WHAT THE EXERCISE ASKS | Scan the material below for the string "文明诚信个体工商户", and copy every line where it shows up.

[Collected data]
= = =
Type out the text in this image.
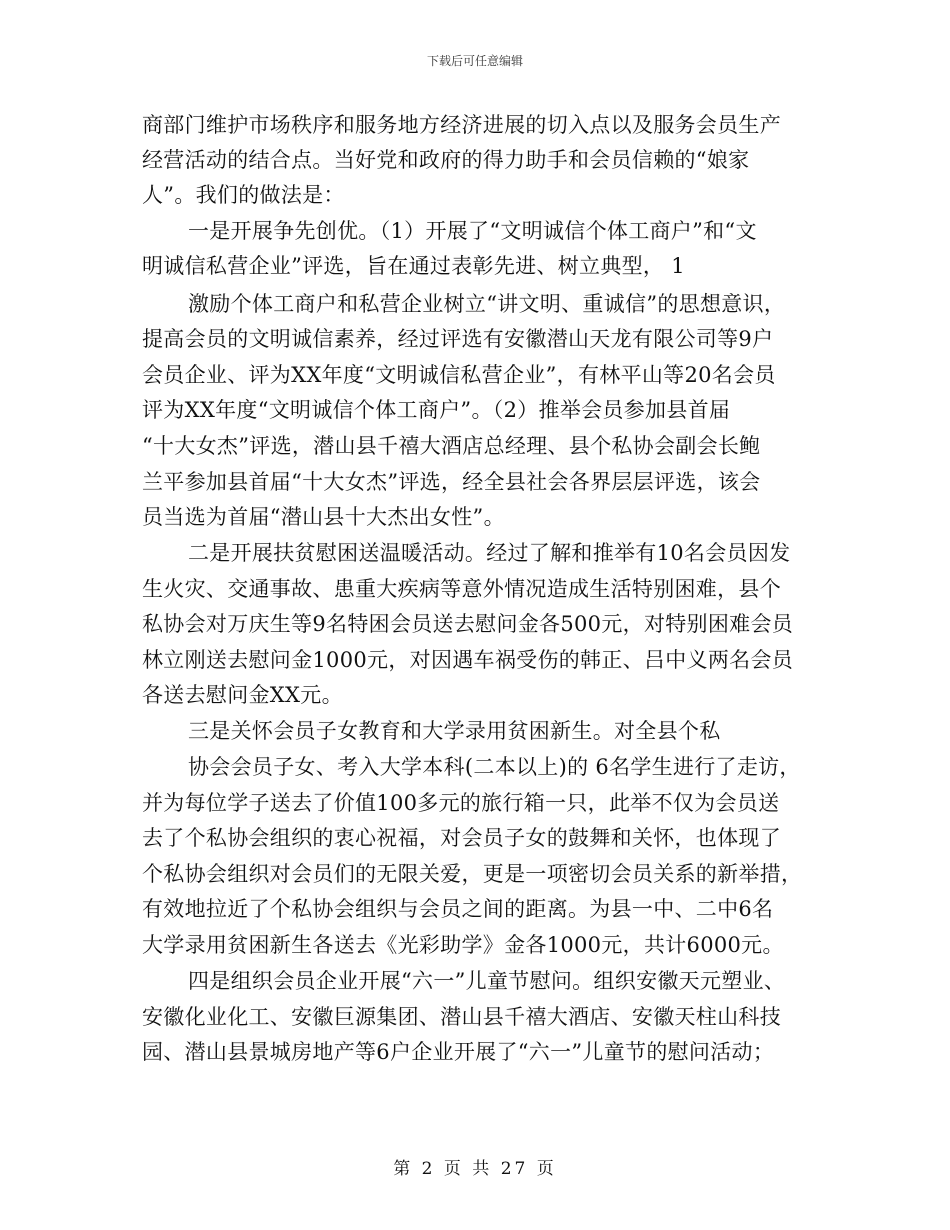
下载后可任意编辑
商部门维护市场秩序和服务地方经济进展的切入点以及服务会员生产
经营活动的结合点。当好党和政府的得力助手和会员信赖的“娘家
人”。我们的做法是：
一是开展争先创优。（1）开展了“文明诚信个体工商户”和“文
明诚信私营企业”评选，旨在通过表彰先进、树立典型， 1
激励个体工商户和私营企业树立“讲文明、重诚信”的思想意识，
提高会员的文明诚信素养，经过评选有安徽潜山天龙有限公司等9户
会员企业、评为XX年度“文明诚信私营企业”，有林平山等20名会员
评为XX年度“文明诚信个体工商户”。（2）推举会员参加县首届
“十大女杰”评选，潜山县千禧大酒店总经理、县个私协会副会长鲍
兰平参加县首届“十大女杰”评选，经全县社会各界层层评选，该会
员当选为首届“潜山县十大杰出女性”。
二是开展扶贫慰困送温暖活动。经过了解和推举有10名会员因发
生火灾、交通事故、患重大疾病等意外情况造成生活特别困难，县个
私协会对万庆生等9名特困会员送去慰问金各500元，对特别困难会员
林立刚送去慰问金1000元，对因遇车祸受伤的韩正、吕中义两名会员
各送去慰问金XX元。
三是关怀会员子女教育和大学录用贫困新生。对全县个私
协会会员子女、考入大学本科(二本以上)的 6名学生进行了走访，
并为每位学子送去了价值100多元的旅行箱一只，此举不仅为会员送
去了个私协会组织的衷心祝福，对会员子女的鼓舞和关怀，也体现了
个私协会组织对会员们的无限关爱，更是一项密切会员关系的新举措，
有效地拉近了个私协会组织与会员之间的距离。为县一中、二中6名
大学录用贫困新生各送去《光彩助学》金各1000元，共计6000元。
四是组织会员企业开展“六一”儿童节慰问。组织安徽天元塑业、
安徽化业化工、安徽巨源集团、潜山县千禧大酒店、安徽天柱山科技
园、潜山县景城房地产等6户企业开展了“六一”儿童节的慰问活动；
第 2 页 共 27 页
= = =
ANSWER TO THIS EXERCISE |
一是开展争先创优。（1）开展了“文明诚信个体工商户”和“文
评为XX年度“文明诚信个体工商户”。（2）推举会员参加县首届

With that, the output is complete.